(Raw records)
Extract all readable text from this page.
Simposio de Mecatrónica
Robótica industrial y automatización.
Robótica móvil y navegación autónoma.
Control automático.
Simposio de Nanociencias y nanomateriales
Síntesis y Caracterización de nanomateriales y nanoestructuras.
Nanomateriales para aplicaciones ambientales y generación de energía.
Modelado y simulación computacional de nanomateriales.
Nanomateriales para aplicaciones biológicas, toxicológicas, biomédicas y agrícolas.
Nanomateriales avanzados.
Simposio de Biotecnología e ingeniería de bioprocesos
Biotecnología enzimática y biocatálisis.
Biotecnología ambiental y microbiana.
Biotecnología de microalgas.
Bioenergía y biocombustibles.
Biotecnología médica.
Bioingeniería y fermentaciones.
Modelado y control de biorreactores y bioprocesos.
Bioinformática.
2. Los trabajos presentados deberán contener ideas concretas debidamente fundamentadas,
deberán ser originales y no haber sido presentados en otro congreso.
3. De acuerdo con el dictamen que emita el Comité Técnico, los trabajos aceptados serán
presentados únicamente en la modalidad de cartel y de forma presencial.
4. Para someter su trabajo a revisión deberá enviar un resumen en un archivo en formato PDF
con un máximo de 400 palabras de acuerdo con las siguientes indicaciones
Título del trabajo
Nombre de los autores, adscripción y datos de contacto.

> WHAT IS NEEDED
Extract each line of the listing above, copying it word for word.

> THE ANSWER
Extract all readable text from this page.
Simposio de Mecatrónica
Robótica industrial y automatización.
Robótica móvil y navegación autónoma.
Control automático.
Simposio de Nanociencias y nanomateriales
Síntesis y Caracterización de nanomateriales y nanoestructuras.
Nanomateriales para aplicaciones ambientales y generación de energía.
Modelado y simulación computacional de nanomateriales.
Nanomateriales para aplicaciones biológicas, toxicológicas, biomédicas y agrícolas.
Nanomateriales avanzados.
Simposio de Biotecnología e ingeniería de bioprocesos
Biotecnología enzimática y biocatálisis.
Biotecnología ambiental y microbiana.
Biotecnología de microalgas.
Bioenergía y biocombustibles.
Biotecnología médica.
Bioingeniería y fermentaciones.
Modelado y control de biorreactores y bioprocesos.
Bioinformática.
2. Los trabajos presentados deberán contener ideas concretas debidamente fundamentadas,
deberán ser originales y no haber sido presentados en otro congreso.
3. De acuerdo con el dictamen que emita el Comité Técnico, los trabajos aceptados serán
presentados únicamente en la modalidad de cartel y de forma presencial.
4. Para someter su trabajo a revisión deberá enviar un resumen en un archivo en formato PDF
con un máximo de 400 palabras de acuerdo con las siguientes indicaciones
Título del trabajo
Nombre de los autores, adscripción y datos de contacto.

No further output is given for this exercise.